*** RAW RECORDS ***

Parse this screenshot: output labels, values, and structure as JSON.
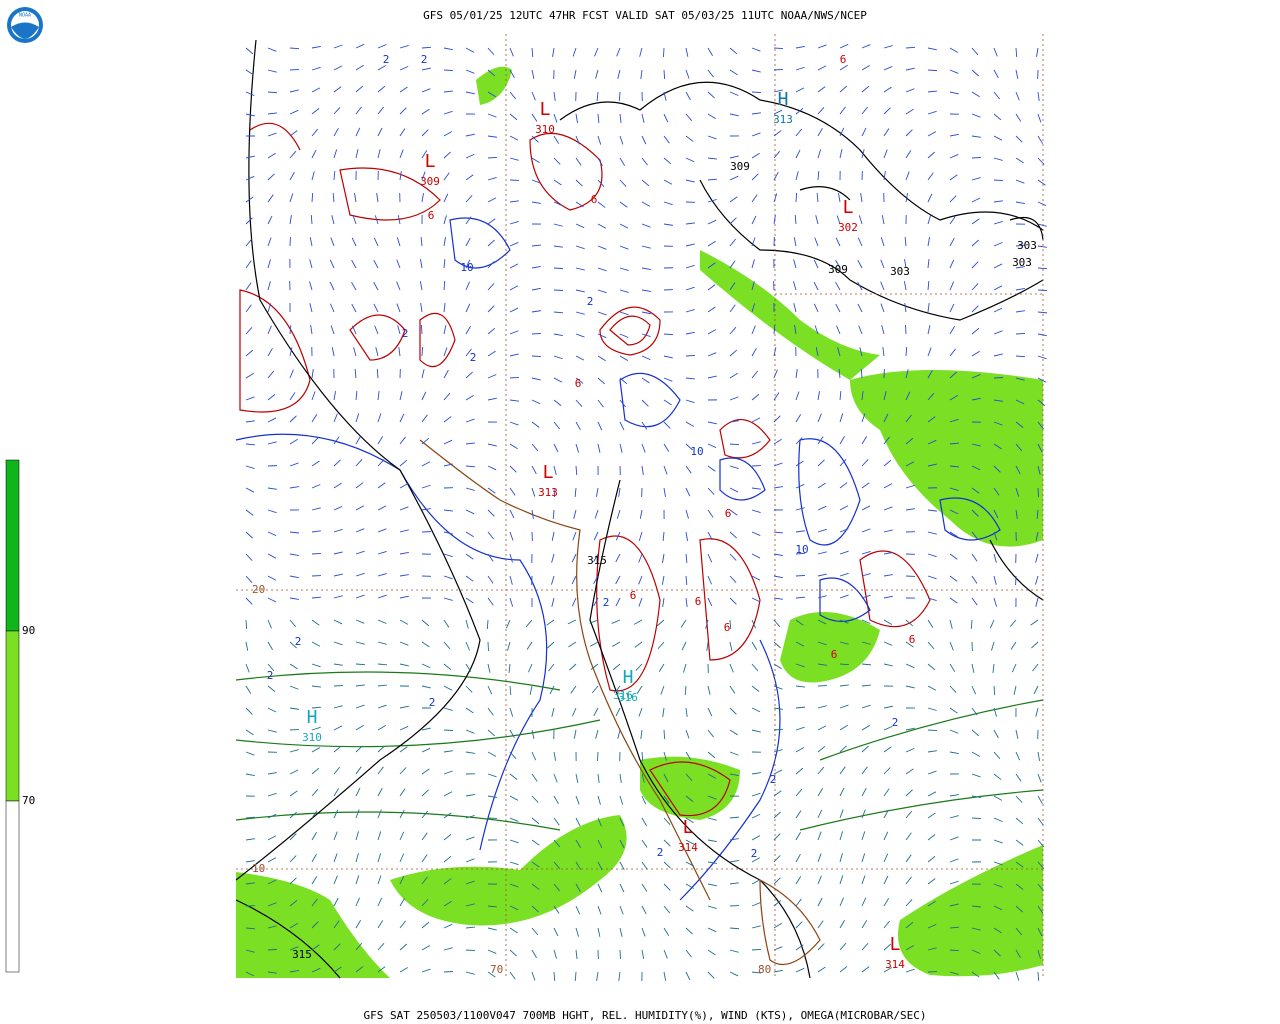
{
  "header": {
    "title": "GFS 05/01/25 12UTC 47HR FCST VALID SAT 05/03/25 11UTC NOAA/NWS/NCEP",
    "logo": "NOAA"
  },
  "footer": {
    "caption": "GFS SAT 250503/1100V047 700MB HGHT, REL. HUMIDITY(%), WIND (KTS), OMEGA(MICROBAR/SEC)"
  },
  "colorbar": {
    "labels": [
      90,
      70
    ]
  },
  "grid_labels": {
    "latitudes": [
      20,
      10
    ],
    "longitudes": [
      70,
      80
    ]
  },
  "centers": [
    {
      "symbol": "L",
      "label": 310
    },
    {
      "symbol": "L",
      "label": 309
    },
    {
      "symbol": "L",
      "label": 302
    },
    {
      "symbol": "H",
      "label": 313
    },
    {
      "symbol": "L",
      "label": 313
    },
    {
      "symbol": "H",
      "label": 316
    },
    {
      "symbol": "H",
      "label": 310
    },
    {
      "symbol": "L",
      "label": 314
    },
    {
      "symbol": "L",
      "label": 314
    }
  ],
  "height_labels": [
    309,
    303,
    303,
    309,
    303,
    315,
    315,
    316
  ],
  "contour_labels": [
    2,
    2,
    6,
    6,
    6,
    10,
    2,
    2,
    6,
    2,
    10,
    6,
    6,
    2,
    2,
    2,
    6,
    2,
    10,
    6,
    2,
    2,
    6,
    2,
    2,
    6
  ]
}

***
*** RAW RECORDS ***

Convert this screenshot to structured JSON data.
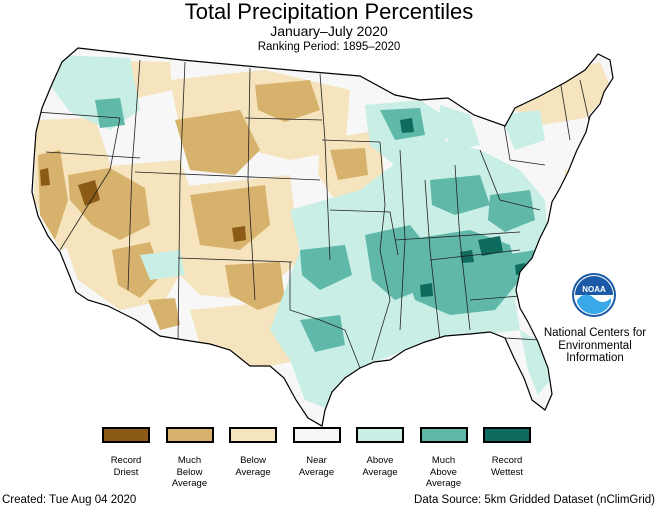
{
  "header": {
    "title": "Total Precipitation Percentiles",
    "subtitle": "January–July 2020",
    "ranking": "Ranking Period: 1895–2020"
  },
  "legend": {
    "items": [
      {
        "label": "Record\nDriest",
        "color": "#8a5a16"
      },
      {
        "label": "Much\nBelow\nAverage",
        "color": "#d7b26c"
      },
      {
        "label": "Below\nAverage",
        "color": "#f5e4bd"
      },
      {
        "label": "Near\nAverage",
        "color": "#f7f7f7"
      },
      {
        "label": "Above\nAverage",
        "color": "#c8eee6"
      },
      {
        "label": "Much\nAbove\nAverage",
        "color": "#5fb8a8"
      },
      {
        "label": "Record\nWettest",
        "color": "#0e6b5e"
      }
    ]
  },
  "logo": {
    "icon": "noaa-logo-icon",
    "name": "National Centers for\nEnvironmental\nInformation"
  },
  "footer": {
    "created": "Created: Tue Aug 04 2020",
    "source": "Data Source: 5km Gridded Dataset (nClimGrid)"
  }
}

***
*** RAW RECORDS ***

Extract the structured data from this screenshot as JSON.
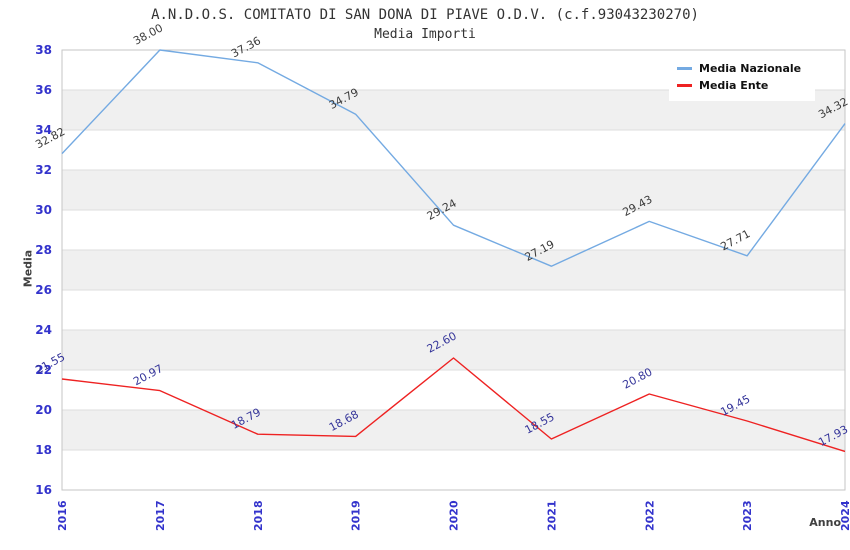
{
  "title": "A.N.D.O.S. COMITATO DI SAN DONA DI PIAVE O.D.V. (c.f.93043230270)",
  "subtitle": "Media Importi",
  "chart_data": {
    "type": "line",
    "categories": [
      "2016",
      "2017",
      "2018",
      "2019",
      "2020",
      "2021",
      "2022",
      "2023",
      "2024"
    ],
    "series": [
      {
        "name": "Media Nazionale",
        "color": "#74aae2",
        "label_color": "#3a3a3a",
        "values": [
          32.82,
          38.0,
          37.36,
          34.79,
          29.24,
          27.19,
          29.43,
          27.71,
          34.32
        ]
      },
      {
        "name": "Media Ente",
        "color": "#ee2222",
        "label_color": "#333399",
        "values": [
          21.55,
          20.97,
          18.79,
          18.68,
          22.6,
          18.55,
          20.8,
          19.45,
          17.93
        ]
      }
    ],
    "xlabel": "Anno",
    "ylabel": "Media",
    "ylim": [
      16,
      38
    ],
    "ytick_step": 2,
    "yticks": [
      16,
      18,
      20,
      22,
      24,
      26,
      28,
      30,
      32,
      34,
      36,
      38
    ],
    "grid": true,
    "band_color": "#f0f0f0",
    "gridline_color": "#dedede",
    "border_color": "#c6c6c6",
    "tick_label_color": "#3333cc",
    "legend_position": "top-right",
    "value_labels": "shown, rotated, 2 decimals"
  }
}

***

REQUIREMENT:
Return a copy of every line that includes the word "JSON".

RESULT FOR THIS EXERCISE:
Parse this screenshot: output labels, values, and structure as JSON.
Convert this screenshot to structured JSON data.
Extract the structured data from this screenshot as JSON.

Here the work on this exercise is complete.